→ Input material:
#####

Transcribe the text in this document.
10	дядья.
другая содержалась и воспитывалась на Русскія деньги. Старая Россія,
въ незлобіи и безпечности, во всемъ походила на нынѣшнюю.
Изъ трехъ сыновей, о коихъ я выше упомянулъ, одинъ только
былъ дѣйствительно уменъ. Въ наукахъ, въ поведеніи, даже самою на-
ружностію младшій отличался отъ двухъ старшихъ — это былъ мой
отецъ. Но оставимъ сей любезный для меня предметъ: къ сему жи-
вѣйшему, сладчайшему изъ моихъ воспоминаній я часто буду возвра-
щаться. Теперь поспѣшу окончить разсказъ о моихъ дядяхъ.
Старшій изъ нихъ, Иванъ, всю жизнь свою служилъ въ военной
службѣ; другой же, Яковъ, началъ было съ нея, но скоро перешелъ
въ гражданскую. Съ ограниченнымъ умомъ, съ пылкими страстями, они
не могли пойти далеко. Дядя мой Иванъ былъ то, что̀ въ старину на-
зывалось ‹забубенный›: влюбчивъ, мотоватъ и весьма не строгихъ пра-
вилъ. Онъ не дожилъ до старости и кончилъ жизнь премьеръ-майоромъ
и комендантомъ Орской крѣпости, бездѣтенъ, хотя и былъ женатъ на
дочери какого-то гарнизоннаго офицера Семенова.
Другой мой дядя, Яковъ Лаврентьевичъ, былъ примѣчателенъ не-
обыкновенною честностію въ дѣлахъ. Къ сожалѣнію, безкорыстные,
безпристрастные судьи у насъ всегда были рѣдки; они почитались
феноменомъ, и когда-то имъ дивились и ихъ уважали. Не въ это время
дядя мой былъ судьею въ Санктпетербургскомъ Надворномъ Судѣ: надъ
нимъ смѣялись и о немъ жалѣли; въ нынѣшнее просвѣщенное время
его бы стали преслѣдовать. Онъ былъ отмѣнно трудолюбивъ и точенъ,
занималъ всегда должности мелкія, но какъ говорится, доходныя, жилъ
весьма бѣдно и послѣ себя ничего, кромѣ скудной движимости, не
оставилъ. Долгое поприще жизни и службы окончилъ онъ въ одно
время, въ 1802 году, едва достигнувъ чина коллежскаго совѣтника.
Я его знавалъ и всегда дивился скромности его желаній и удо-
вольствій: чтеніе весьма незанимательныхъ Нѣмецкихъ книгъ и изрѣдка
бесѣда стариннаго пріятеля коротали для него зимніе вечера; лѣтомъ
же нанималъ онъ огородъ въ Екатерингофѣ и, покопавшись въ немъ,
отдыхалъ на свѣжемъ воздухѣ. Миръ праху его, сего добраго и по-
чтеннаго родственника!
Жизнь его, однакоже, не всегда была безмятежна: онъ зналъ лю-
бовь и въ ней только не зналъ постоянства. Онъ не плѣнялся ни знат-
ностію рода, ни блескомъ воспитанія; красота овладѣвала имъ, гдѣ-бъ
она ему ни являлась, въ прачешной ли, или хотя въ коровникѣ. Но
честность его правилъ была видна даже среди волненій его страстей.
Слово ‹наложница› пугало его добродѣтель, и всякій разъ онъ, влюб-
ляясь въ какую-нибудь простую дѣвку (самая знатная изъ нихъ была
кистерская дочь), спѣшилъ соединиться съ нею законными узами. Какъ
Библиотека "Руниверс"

#####

→ Short problem:
Determine how many lines in the data above contain the string "время". Give nothing except the number.

→ Completed task:
3